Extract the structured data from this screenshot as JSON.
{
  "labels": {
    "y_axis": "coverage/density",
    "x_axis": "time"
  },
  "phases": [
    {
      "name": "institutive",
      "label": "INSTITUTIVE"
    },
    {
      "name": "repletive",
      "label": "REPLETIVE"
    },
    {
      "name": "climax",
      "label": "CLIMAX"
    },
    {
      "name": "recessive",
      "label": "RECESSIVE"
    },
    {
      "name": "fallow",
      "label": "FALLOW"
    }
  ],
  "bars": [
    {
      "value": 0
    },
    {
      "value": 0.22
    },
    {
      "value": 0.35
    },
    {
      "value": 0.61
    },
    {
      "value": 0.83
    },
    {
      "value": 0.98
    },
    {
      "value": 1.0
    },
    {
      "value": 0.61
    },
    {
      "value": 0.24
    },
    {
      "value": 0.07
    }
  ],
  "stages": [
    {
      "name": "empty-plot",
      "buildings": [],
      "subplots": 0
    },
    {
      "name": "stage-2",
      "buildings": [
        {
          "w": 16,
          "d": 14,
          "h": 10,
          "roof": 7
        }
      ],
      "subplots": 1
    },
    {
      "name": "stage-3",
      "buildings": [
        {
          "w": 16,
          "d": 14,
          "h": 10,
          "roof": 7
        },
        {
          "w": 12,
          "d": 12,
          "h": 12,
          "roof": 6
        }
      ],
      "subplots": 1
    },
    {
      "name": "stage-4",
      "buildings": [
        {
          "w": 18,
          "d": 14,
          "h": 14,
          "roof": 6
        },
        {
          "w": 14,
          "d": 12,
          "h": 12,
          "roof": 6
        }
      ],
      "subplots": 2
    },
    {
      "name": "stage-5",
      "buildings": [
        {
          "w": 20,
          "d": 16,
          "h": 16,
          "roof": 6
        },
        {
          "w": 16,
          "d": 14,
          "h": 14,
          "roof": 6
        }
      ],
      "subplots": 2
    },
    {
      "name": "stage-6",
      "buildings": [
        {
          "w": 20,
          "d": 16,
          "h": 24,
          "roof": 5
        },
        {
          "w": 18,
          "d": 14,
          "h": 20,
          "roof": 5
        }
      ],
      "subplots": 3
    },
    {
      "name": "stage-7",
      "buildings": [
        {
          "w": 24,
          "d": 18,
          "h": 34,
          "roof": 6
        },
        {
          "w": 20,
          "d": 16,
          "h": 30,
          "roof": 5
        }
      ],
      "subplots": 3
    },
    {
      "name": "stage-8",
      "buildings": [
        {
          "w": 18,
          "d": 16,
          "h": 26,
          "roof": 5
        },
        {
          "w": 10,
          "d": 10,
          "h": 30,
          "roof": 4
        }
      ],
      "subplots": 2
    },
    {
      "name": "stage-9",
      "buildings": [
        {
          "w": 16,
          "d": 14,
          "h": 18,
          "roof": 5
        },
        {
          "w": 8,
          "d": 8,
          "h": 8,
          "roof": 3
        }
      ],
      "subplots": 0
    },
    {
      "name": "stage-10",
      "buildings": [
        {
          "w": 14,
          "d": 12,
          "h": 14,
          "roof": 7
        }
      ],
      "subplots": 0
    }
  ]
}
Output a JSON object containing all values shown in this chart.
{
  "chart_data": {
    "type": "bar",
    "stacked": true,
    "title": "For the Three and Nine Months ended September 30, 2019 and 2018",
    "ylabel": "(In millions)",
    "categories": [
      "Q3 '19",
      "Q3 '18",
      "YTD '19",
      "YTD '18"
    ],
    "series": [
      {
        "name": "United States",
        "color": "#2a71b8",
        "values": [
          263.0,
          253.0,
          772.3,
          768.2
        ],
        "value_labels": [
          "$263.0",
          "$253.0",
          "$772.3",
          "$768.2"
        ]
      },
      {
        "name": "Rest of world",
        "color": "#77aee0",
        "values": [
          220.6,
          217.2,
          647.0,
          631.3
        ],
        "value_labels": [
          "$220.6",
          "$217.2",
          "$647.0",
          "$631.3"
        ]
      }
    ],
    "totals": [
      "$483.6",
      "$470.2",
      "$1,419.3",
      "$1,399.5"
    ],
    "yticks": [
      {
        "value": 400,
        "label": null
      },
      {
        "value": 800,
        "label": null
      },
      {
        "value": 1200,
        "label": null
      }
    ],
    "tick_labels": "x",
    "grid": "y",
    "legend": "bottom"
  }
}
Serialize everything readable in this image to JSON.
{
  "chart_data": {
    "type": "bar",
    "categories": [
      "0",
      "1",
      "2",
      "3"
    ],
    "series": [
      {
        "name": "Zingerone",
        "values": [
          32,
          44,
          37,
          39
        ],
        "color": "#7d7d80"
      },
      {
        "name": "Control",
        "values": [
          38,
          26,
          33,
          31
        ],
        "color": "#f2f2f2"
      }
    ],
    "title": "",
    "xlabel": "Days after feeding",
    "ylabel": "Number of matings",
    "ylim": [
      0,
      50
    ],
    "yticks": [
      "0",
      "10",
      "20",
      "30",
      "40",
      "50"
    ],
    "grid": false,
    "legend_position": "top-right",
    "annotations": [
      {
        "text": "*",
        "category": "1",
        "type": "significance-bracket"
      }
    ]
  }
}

----

The problem
Provide the number of lines containing the string "this", with no other output.

Solved exercise
3